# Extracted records

▼▼▼

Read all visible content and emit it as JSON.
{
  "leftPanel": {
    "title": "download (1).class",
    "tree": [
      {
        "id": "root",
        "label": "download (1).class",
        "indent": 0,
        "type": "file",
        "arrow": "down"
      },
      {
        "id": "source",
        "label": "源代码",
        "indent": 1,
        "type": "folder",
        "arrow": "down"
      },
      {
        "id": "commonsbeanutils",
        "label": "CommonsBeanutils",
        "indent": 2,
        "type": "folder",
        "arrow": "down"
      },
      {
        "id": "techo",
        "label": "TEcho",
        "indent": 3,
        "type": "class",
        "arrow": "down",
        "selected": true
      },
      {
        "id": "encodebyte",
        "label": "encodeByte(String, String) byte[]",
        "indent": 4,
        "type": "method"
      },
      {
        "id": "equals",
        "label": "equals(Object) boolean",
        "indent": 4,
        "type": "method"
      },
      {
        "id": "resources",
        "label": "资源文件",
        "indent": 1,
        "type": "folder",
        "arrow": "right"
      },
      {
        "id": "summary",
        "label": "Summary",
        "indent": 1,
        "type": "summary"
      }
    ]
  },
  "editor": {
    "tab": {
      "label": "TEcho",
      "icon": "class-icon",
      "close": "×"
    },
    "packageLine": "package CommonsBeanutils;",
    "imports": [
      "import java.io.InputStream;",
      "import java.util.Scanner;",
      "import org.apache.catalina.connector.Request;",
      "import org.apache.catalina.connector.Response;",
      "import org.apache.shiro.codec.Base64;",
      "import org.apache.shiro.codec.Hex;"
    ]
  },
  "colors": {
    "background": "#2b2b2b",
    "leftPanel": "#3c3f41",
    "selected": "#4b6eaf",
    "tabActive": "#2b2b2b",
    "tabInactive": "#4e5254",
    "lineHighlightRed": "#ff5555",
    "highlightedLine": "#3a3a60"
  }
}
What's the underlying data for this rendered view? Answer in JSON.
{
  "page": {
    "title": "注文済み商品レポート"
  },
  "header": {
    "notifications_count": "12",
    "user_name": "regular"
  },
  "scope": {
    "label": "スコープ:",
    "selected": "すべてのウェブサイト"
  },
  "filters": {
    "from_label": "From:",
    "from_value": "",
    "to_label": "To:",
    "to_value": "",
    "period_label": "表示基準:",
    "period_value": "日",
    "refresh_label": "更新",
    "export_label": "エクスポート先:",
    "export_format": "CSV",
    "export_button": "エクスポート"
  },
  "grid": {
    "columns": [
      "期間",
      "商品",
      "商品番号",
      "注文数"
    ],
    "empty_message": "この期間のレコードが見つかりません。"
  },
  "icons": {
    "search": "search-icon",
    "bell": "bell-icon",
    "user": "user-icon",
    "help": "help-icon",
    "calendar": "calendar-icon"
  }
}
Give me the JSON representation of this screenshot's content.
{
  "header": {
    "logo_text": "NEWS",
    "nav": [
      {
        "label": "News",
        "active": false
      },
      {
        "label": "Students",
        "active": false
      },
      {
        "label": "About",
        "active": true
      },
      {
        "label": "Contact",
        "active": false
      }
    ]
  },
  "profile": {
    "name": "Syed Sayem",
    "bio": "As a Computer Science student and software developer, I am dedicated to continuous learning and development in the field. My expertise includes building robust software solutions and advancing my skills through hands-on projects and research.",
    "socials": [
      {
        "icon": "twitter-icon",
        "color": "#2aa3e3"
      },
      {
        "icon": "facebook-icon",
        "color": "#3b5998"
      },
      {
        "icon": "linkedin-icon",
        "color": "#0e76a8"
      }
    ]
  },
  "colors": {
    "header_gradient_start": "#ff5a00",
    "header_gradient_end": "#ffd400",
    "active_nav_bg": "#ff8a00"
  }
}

▲▲▲

# Problem to work on
Work through the records above line by line and count those that hold the string "catalina". Give only the result.

# Output for this exercise
2